=== GOAL ===
Copy out each line of the data that holds the word "العامة".

=== DATA FOR THE TASK ===
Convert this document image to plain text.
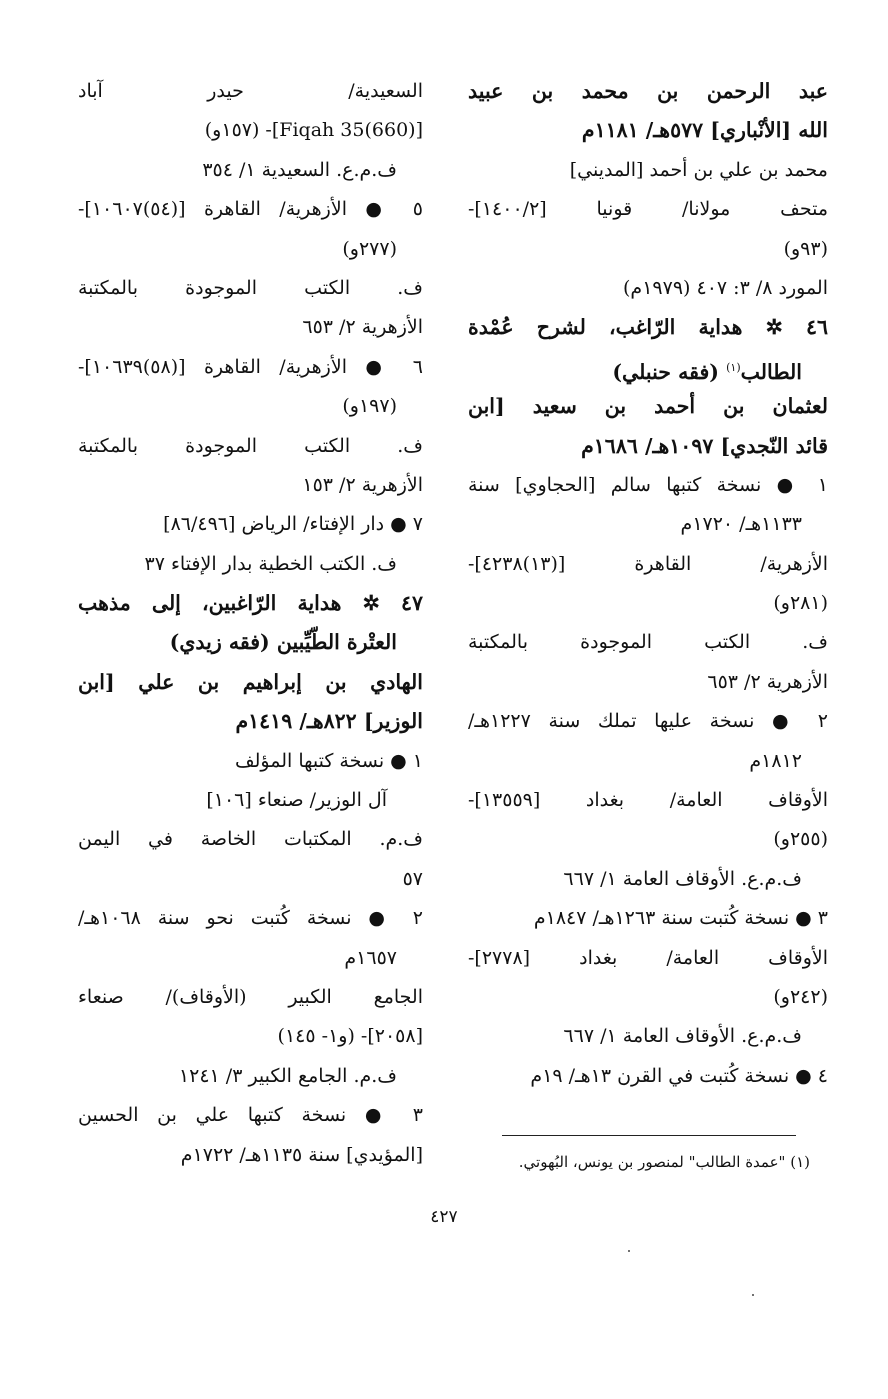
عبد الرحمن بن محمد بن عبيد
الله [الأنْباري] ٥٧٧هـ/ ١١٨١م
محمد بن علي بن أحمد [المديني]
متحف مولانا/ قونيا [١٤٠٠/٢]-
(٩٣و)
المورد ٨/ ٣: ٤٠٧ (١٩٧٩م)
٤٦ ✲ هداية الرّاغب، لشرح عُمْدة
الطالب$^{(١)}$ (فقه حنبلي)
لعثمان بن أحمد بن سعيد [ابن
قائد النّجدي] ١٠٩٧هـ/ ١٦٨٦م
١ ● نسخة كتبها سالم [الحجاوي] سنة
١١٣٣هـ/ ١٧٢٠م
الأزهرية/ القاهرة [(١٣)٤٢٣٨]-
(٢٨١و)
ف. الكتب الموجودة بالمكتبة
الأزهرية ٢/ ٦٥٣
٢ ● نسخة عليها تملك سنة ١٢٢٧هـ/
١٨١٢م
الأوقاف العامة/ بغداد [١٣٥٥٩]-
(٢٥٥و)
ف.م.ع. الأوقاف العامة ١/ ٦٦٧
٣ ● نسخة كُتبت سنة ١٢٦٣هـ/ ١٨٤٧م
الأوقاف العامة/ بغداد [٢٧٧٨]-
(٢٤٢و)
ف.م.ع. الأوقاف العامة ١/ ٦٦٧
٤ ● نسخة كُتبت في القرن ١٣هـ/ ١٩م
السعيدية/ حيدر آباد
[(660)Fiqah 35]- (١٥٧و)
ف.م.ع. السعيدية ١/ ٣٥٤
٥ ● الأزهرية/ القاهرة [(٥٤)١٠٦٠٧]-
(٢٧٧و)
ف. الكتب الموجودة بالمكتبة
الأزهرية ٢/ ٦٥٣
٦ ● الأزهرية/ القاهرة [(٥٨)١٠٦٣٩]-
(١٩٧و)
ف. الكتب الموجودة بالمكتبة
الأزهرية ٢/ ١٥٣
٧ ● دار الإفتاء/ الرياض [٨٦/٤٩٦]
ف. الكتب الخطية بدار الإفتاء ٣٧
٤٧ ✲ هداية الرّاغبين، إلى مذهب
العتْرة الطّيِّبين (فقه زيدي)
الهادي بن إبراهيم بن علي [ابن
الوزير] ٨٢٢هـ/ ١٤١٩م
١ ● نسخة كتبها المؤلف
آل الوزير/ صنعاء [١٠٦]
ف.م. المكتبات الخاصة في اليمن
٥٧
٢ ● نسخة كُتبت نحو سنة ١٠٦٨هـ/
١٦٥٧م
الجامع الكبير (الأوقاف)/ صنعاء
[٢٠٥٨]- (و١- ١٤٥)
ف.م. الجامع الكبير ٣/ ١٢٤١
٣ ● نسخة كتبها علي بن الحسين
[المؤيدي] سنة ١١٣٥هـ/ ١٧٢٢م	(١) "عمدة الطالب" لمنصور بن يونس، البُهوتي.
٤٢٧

* * *

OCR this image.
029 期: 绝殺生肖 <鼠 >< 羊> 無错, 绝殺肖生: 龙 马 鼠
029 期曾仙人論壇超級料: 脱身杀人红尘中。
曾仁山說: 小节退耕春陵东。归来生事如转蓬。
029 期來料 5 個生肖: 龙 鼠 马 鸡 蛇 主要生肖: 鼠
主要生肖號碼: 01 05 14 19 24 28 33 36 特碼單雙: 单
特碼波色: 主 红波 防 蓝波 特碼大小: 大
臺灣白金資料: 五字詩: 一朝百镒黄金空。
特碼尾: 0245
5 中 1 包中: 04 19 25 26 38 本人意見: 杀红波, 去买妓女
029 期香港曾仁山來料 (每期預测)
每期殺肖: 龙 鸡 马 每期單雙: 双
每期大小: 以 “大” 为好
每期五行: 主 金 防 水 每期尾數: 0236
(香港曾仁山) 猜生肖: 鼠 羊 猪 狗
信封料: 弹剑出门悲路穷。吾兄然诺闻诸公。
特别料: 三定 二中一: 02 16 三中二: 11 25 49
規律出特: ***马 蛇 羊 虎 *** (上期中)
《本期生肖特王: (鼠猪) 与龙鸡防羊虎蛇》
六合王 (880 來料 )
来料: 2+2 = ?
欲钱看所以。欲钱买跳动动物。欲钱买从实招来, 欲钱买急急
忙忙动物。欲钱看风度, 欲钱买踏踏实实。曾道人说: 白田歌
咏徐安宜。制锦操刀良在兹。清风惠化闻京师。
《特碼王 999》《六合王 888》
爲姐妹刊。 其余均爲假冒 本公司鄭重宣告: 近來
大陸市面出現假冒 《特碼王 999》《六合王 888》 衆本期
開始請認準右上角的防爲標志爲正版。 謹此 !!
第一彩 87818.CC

=== TASK RESPONSE ===
الأوقاف العامة/ بغداد [١٣٥٥٩]-
ف.م.ع. الأوقاف العامة ١/ ٦٦٧
الأوقاف العامة/ بغداد [٢٧٧٨]-
ف.م.ع. الأوقاف العامة ١/ ٦٦٧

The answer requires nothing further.